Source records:
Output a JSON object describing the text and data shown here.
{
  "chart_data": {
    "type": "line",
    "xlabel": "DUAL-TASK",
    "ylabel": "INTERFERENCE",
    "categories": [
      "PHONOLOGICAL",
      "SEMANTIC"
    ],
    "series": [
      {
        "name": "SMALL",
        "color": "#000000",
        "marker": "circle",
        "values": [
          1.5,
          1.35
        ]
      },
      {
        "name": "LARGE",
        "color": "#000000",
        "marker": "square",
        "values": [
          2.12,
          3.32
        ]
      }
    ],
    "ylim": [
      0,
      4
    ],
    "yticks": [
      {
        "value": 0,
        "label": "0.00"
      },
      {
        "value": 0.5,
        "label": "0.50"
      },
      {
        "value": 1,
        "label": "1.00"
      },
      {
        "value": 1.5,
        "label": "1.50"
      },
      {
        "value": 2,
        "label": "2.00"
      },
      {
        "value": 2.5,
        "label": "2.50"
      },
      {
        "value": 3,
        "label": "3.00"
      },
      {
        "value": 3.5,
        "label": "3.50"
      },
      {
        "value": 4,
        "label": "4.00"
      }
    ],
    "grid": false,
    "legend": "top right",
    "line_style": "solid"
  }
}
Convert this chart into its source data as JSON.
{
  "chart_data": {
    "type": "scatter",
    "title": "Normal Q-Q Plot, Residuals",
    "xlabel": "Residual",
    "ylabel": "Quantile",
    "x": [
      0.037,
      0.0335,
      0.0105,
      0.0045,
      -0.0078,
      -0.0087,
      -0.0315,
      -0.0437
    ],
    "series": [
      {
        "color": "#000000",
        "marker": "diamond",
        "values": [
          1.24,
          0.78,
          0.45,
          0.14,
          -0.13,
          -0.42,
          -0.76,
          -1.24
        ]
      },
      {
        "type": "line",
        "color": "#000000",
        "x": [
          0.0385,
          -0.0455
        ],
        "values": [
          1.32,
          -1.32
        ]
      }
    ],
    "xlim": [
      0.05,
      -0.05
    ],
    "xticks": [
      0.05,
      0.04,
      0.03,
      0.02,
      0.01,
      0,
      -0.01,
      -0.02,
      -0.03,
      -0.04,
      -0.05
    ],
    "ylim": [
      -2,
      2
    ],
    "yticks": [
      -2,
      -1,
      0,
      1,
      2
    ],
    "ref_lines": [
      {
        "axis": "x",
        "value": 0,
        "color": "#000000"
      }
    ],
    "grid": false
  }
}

What you are asked to do: Show all lines from the listing above in which "marker" appears.

Reply to the task:
        "marker": "circle",
        "marker": "square",
        "marker": "diamond",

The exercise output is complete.